> EXCERPT
******

This page is not about davmail at all, as that does not work with OAuth2.
Settings for email at USyd
All USyd email is outsourced to Office365. To log in, use your email
address with the unikey password and Okta MFA authentication.
Email clients tested to work with these settings:
- OWA (web interface) e.g. at
sydney.edu.au/email - works "as is"
- Outlook 2016 (a.k.a. Office365) - works "as is"
- Outlook 2013 - needs some some registry settings, see:
https://docs.microsoft.com/en-us/microsoft-365/admin/security-and-compliance/enable-modern-authentication?view=o365-worldwide
https://docs.microsoft.com/en-us/exchange/troubleshoot/administration/modern-authentication-configuration
or maybe you should update to Outlook 2016.
The ICT HelpDesk are unwilling to help with any Outlook2013 issues.
- Apple Mail - works "as is"
- Thunderbird - works fine, with:
AccountSettings (right-click email account, Settings)
- Server Settings for IMAP:
server outlook.office365.com, port 993, security SSL/TLS, method OAuth2
- Outgoing Server for SMTP, select, edit:
server smtp.office365.com, port 587, security STARTTLS, method OAuth2
Thunderbird may not show OAuth2 for authentication. If so then select
something else (but all other values correct), click Advanced
Settings, then fix up both IMAP and SMTP settings.
Email clients not tested (please let me know if you need one of these,
or any others):
See elsewhere about how to use (survive?) Okta MFA.
Notes, blurb
See also the
older version
about the initial transition to outsourced Office365.
See also the
even older version
about the transition to the Uni Exchange server.
Do not store old, long-term, or important messages on Office365, but
keep in "local" folders.
BEWARE that when you leave the Uni, ICT will disable your
unikey and you will lose access to Uni email.
BEWARE of Office365
Online Archive
settings: they move messages older than some time into some "Online
Archive". You can access this with Outlook or web interface, or via
davmail and
with Thunderbird
(but maybe not other clients?), and not with IMAP as per
Microsoft documentation,
and not with Apple Mail.

******

> DATA EXTRACTS
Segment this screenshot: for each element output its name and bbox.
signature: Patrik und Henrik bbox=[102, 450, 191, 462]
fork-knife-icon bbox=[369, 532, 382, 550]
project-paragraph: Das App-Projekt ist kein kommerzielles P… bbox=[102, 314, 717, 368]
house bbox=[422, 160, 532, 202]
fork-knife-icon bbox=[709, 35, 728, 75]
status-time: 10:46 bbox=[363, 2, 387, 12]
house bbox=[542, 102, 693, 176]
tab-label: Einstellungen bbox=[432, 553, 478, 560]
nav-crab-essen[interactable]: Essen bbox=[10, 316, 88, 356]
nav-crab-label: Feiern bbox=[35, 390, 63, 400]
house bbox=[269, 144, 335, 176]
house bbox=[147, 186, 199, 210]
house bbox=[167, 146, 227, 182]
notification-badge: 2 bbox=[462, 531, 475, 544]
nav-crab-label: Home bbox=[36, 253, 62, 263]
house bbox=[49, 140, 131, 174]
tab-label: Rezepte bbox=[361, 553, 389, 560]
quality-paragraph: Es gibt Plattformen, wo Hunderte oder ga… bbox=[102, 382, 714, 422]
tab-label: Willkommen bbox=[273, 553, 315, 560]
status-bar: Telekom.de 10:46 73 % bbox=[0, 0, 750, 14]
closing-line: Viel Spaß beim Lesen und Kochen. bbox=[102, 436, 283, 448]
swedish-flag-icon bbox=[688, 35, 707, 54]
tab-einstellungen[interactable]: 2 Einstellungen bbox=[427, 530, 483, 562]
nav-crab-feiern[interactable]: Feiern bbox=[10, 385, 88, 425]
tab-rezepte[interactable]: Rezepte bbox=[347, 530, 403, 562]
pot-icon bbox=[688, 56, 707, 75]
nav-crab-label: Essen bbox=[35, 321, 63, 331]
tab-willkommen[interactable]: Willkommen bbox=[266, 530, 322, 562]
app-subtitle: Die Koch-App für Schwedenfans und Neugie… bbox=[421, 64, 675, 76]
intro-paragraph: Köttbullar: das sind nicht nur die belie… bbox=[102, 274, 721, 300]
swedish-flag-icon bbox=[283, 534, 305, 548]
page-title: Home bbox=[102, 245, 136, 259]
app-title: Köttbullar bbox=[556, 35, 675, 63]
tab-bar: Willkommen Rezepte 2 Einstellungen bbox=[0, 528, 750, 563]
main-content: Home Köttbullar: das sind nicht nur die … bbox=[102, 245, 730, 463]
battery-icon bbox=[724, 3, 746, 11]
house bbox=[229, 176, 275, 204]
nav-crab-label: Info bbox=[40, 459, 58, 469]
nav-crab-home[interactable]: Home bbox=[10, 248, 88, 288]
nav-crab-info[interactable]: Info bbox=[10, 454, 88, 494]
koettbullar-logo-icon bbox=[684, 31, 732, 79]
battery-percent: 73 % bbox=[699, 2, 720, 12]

******

> EXERCISE INSTRUCTIONS
1. Answer from the USyd email settings page:
(a) Which port does Thunderbird use for the IMAP server?
(b) Who is unwilling to help with Outlook 2013 issues?
(c) What will ICT do to your unikey when you leave the Uni?
2. Rewrite the USyd email settings page from "Settings for email" to "Okta MFA authentication.", replacing "password" with "passphrase".
The data is not needed for what follows.

> ANSWERS TO THE PROBLEMS
1.
(a) Port 993.
(b) The ICT HelpDesk.
(c) ICT will disable it.

2.
Settings for email at USyd
All USyd email is outsourced to Office365. To log in, use your email
address with the unikey passphrase and Okta MFA authentication.